* _STATED EXERCISE_
Copy every line in which the string "Nachweise" occurs.
[Start of EXTRACTED MATERIAL]
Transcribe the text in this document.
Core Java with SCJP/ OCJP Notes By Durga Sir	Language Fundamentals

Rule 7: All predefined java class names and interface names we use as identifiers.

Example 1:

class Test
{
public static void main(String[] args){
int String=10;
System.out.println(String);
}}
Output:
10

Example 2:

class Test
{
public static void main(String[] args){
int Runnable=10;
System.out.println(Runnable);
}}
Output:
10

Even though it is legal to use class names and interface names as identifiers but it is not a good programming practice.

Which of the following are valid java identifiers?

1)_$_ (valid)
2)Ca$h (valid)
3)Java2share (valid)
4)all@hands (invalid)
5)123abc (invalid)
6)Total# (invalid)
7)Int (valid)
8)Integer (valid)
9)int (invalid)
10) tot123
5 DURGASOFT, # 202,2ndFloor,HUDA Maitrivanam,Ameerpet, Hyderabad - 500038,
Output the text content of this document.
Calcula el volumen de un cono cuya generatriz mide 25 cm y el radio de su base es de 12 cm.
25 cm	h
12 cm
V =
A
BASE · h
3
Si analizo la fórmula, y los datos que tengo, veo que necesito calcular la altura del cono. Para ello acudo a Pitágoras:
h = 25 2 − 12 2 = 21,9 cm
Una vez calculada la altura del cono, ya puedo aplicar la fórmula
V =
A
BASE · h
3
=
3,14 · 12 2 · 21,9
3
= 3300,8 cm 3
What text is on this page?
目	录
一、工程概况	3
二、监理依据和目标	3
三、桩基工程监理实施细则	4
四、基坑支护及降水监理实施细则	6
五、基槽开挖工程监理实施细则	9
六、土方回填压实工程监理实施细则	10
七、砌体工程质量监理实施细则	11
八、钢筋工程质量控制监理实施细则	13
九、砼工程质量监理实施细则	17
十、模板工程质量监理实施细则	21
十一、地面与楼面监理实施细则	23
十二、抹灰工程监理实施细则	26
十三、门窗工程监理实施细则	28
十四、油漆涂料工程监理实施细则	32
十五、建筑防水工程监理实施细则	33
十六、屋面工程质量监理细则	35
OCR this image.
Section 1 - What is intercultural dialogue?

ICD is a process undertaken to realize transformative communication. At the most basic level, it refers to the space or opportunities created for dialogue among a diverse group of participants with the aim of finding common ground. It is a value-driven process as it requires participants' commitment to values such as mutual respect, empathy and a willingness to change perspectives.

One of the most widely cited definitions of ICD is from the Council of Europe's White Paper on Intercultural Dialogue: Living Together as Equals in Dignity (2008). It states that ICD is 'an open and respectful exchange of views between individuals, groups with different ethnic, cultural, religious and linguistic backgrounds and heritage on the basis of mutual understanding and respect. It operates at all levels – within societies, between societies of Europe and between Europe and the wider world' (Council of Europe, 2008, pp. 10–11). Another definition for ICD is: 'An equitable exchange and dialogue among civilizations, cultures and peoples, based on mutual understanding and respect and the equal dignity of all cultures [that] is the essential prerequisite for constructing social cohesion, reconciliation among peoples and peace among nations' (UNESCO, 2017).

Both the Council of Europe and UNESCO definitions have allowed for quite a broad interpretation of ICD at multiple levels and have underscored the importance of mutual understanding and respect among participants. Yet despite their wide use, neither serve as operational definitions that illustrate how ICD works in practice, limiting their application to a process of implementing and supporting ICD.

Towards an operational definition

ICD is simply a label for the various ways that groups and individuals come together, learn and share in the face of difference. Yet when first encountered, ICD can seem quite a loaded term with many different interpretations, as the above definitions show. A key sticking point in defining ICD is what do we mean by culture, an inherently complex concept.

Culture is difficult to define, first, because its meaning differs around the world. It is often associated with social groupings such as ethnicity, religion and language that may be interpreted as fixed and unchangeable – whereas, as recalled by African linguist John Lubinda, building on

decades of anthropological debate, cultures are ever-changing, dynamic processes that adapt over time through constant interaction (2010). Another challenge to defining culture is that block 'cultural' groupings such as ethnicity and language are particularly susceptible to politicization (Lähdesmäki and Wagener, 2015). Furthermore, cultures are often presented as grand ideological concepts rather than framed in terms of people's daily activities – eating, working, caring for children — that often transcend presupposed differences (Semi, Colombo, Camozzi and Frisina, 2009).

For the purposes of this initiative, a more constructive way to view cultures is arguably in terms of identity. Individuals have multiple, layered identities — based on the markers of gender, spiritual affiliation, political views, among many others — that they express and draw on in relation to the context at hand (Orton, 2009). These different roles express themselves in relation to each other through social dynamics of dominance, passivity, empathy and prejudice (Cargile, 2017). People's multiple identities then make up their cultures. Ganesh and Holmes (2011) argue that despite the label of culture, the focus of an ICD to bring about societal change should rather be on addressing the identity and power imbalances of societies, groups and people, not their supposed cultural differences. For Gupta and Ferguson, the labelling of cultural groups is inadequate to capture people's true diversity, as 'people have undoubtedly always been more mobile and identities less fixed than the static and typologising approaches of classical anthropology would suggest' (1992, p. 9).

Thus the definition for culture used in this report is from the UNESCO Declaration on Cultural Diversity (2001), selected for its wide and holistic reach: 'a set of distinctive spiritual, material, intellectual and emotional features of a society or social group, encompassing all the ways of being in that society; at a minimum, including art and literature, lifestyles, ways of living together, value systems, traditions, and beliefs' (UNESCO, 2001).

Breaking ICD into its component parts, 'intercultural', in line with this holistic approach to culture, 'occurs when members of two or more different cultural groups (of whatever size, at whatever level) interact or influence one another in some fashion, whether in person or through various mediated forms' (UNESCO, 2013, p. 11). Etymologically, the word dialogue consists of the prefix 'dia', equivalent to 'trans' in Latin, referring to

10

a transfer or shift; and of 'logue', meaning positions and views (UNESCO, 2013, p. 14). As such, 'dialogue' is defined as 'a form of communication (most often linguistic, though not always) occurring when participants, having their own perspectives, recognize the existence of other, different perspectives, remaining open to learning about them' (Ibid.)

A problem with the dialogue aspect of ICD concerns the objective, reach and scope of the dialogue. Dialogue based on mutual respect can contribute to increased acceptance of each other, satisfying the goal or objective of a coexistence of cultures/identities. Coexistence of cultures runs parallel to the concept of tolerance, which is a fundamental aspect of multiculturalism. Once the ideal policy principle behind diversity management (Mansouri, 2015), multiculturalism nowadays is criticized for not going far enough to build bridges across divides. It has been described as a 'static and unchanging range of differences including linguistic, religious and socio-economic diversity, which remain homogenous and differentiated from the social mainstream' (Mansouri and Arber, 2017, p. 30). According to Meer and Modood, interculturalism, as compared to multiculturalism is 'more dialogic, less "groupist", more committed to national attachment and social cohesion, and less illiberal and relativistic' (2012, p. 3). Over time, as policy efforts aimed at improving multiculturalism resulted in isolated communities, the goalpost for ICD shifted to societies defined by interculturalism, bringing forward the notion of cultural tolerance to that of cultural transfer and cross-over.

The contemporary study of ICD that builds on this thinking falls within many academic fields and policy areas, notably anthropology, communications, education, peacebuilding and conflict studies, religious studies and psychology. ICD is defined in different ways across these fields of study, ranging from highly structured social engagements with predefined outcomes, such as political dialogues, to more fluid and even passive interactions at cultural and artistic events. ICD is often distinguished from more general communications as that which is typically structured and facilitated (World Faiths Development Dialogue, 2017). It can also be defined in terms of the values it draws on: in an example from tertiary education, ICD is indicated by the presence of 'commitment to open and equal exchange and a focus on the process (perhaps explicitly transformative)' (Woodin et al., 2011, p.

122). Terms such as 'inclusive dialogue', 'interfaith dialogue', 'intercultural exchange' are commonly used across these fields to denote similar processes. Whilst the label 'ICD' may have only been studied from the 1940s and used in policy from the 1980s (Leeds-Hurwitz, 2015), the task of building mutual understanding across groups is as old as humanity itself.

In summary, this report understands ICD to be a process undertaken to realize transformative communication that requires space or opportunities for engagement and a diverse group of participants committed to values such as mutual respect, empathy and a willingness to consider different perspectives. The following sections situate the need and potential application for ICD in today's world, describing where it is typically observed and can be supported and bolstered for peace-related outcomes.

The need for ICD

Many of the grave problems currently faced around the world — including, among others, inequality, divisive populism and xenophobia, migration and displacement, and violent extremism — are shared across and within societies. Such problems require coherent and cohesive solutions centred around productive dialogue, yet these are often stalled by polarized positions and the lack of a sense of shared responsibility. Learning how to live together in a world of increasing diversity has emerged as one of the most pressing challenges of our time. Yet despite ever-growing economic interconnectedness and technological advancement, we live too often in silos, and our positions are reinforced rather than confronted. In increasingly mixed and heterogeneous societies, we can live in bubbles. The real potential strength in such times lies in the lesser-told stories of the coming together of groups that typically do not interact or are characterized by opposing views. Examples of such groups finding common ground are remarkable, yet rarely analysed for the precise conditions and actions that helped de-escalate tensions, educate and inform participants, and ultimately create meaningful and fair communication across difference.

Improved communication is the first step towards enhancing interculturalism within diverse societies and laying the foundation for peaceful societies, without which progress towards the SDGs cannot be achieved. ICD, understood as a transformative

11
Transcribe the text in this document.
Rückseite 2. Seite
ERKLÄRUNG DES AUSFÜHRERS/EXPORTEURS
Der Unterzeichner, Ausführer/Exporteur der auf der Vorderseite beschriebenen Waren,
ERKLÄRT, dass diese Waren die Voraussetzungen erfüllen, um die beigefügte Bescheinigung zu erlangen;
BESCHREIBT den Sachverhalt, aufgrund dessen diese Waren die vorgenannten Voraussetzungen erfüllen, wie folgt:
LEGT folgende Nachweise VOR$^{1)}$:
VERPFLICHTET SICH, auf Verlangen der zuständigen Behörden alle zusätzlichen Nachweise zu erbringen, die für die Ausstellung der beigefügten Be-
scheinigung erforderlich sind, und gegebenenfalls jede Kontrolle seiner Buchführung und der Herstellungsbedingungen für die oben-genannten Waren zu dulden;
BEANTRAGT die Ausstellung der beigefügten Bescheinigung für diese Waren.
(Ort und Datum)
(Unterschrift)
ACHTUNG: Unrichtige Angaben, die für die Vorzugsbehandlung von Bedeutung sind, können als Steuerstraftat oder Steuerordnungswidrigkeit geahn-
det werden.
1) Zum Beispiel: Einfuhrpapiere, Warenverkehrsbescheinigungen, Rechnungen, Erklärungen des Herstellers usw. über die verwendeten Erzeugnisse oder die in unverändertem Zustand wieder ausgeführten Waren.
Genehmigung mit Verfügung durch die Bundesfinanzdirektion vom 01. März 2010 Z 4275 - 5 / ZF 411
[End of EXTRACTED MATERIAL]
* _EXERCISE SOLUTION_
LEGT folgende Nachweise VOR$^{1)}$:
VERPFLICHTET SICH, auf Verlangen der zuständigen Behörden alle zusätzlichen Nachweise zu erbringen, die für die Ausstellung der beigefügten Be-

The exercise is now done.